=== Dataset rows ===

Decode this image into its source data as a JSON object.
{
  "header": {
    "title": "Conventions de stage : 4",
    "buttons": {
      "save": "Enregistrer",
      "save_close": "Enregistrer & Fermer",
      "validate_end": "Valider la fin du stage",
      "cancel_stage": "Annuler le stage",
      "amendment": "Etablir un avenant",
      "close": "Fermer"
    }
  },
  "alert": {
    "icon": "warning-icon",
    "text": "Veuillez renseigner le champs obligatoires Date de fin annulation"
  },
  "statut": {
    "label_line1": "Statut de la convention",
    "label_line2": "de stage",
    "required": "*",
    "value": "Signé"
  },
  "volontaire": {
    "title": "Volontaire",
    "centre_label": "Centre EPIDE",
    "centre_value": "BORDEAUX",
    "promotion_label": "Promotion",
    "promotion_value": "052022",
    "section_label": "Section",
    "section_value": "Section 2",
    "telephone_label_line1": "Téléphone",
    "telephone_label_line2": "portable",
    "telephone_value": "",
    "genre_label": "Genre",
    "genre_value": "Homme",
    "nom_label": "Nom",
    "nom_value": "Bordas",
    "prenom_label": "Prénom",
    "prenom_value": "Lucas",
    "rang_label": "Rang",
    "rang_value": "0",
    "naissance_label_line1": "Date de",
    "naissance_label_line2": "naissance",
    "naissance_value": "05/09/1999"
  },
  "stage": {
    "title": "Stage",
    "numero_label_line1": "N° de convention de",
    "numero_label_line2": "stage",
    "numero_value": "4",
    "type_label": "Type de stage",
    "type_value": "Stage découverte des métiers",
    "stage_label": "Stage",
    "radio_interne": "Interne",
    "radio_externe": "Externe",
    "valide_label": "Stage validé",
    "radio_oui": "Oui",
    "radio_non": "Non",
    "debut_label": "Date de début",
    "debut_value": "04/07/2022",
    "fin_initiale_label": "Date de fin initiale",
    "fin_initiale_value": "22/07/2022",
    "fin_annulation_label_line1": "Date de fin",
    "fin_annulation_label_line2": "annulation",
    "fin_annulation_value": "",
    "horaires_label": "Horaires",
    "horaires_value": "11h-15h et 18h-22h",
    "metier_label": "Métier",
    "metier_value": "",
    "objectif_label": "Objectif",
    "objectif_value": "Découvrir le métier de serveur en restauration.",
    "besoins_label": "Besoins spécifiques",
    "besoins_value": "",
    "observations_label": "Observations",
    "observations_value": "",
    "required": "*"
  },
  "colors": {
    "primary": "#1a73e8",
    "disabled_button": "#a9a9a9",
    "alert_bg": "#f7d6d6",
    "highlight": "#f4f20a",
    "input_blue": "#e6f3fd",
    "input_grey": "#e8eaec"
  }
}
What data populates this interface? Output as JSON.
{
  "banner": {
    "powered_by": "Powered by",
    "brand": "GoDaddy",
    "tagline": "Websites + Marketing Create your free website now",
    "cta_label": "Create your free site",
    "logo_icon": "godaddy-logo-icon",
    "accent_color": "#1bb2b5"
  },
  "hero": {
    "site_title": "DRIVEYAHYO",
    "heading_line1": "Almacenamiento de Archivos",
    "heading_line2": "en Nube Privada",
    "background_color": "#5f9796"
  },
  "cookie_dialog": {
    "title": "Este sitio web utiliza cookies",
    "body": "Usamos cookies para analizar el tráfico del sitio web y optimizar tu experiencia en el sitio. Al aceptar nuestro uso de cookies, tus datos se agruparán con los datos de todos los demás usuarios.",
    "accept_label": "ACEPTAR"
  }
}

===

**Task to complete**
Give back the whole listing, word for word.

**Solution for this exercise**
Decode this image into its source data as a JSON object.
{
  "header": {
    "title": "Conventions de stage : 4",
    "buttons": {
      "save": "Enregistrer",
      "save_close": "Enregistrer & Fermer",
      "validate_end": "Valider la fin du stage",
      "cancel_stage": "Annuler le stage",
      "amendment": "Etablir un avenant",
      "close": "Fermer"
    }
  },
  "alert": {
    "icon": "warning-icon",
    "text": "Veuillez renseigner le champs obligatoires Date de fin annulation"
  },
  "statut": {
    "label_line1": "Statut de la convention",
    "label_line2": "de stage",
    "required": "*",
    "value": "Signé"
  },
  "volontaire": {
    "title": "Volontaire",
    "centre_label": "Centre EPIDE",
    "centre_value": "BORDEAUX",
    "promotion_label": "Promotion",
    "promotion_value": "052022",
    "section_label": "Section",
    "section_value": "Section 2",
    "telephone_label_line1": "Téléphone",
    "telephone_label_line2": "portable",
    "telephone_value": "",
    "genre_label": "Genre",
    "genre_value": "Homme",
    "nom_label": "Nom",
    "nom_value": "Bordas",
    "prenom_label": "Prénom",
    "prenom_value": "Lucas",
    "rang_label": "Rang",
    "rang_value": "0",
    "naissance_label_line1": "Date de",
    "naissance_label_line2": "naissance",
    "naissance_value": "05/09/1999"
  },
  "stage": {
    "title": "Stage",
    "numero_label_line1": "N° de convention de",
    "numero_label_line2": "stage",
    "numero_value": "4",
    "type_label": "Type de stage",
    "type_value": "Stage découverte des métiers",
    "stage_label": "Stage",
    "radio_interne": "Interne",
    "radio_externe": "Externe",
    "valide_label": "Stage validé",
    "radio_oui": "Oui",
    "radio_non": "Non",
    "debut_label": "Date de début",
    "debut_value": "04/07/2022",
    "fin_initiale_label": "Date de fin initiale",
    "fin_initiale_value": "22/07/2022",
    "fin_annulation_label_line1": "Date de fin",
    "fin_annulation_label_line2": "annulation",
    "fin_annulation_value": "",
    "horaires_label": "Horaires",
    "horaires_value": "11h-15h et 18h-22h",
    "metier_label": "Métier",
    "metier_value": "",
    "objectif_label": "Objectif",
    "objectif_value": "Découvrir le métier de serveur en restauration.",
    "besoins_label": "Besoins spécifiques",
    "besoins_value": "",
    "observations_label": "Observations",
    "observations_value": "",
    "required": "*"
  },
  "colors": {
    "primary": "#1a73e8",
    "disabled_button": "#a9a9a9",
    "alert_bg": "#f7d6d6",
    "highlight": "#f4f20a",
    "input_blue": "#e6f3fd",
    "input_grey": "#e8eaec"
  }
}
What data populates this interface? Output as JSON.
{
  "banner": {
    "powered_by": "Powered by",
    "brand": "GoDaddy",
    "tagline": "Websites + Marketing Create your free website now",
    "cta_label": "Create your free site",
    "logo_icon": "godaddy-logo-icon",
    "accent_color": "#1bb2b5"
  },
  "hero": {
    "site_title": "DRIVEYAHYO",
    "heading_line1": "Almacenamiento de Archivos",
    "heading_line2": "en Nube Privada",
    "background_color": "#5f9796"
  },
  "cookie_dialog": {
    "title": "Este sitio web utiliza cookies",
    "body": "Usamos cookies para analizar el tráfico del sitio web y optimizar tu experiencia en el sitio. Al aceptar nuestro uso de cookies, tus datos se agruparán con los datos de todos los demás usuarios.",
    "accept_label": "ACEPTAR"
  }
}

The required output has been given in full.